What is required: Please output the lines shown below exactly as they appear.
▼
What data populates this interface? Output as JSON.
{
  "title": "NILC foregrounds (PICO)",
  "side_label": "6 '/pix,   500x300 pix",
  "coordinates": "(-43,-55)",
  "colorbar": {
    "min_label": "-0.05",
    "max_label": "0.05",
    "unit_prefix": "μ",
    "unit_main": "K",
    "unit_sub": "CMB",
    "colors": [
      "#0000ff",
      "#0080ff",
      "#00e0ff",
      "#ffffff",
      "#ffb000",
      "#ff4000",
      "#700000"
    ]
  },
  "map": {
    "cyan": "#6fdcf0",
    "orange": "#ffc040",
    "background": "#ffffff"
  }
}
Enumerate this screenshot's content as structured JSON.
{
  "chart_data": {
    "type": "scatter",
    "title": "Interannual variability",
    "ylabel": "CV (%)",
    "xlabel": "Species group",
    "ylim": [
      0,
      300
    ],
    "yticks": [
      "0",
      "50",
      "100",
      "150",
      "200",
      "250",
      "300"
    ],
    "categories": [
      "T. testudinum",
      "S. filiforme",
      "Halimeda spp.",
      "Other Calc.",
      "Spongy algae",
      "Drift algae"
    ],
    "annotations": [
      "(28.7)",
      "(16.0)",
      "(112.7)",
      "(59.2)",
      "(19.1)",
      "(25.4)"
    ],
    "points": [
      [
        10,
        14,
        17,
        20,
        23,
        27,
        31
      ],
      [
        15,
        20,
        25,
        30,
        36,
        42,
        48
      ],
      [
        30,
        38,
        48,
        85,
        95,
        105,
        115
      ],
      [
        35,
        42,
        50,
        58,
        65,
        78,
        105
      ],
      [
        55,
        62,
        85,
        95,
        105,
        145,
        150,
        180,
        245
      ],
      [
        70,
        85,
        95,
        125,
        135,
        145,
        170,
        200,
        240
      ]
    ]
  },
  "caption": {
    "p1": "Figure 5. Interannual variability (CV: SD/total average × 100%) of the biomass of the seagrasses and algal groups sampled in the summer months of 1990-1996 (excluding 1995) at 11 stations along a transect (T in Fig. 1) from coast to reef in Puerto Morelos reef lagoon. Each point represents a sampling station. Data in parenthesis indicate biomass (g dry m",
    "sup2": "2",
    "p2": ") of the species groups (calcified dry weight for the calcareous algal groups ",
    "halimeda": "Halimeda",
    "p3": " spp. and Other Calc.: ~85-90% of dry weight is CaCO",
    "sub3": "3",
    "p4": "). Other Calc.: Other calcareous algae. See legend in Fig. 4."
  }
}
▲
Exercise response:
What data populates this interface? Output as JSON.
{
  "title": "NILC foregrounds (PICO)",
  "side_label": "6 '/pix,   500x300 pix",
  "coordinates": "(-43,-55)",
  "colorbar": {
    "min_label": "-0.05",
    "max_label": "0.05",
    "unit_prefix": "μ",
    "unit_main": "K",
    "unit_sub": "CMB",
    "colors": [
      "#0000ff",
      "#0080ff",
      "#00e0ff",
      "#ffffff",
      "#ffb000",
      "#ff4000",
      "#700000"
    ]
  },
  "map": {
    "cyan": "#6fdcf0",
    "orange": "#ffc040",
    "background": "#ffffff"
  }
}
Enumerate this screenshot's content as structured JSON.
{
  "chart_data": {
    "type": "scatter",
    "title": "Interannual variability",
    "ylabel": "CV (%)",
    "xlabel": "Species group",
    "ylim": [
      0,
      300
    ],
    "yticks": [
      "0",
      "50",
      "100",
      "150",
      "200",
      "250",
      "300"
    ],
    "categories": [
      "T. testudinum",
      "S. filiforme",
      "Halimeda spp.",
      "Other Calc.",
      "Spongy algae",
      "Drift algae"
    ],
    "annotations": [
      "(28.7)",
      "(16.0)",
      "(112.7)",
      "(59.2)",
      "(19.1)",
      "(25.4)"
    ],
    "points": [
      [
        10,
        14,
        17,
        20,
        23,
        27,
        31
      ],
      [
        15,
        20,
        25,
        30,
        36,
        42,
        48
      ],
      [
        30,
        38,
        48,
        85,
        95,
        105,
        115
      ],
      [
        35,
        42,
        50,
        58,
        65,
        78,
        105
      ],
      [
        55,
        62,
        85,
        95,
        105,
        145,
        150,
        180,
        245
      ],
      [
        70,
        85,
        95,
        125,
        135,
        145,
        170,
        200,
        240
      ]
    ]
  },
  "caption": {
    "p1": "Figure 5. Interannual variability (CV: SD/total average × 100%) of the biomass of the seagrasses and algal groups sampled in the summer months of 1990-1996 (excluding 1995) at 11 stations along a transect (T in Fig. 1) from coast to reef in Puerto Morelos reef lagoon. Each point represents a sampling station. Data in parenthesis indicate biomass (g dry m",
    "sup2": "2",
    "p2": ") of the species groups (calcified dry weight for the calcareous algal groups ",
    "halimeda": "Halimeda",
    "p3": " spp. and Other Calc.: ~85-90% of dry weight is CaCO",
    "sub3": "3",
    "p4": "). Other Calc.: Other calcareous algae. See legend in Fig. 4."
  }
}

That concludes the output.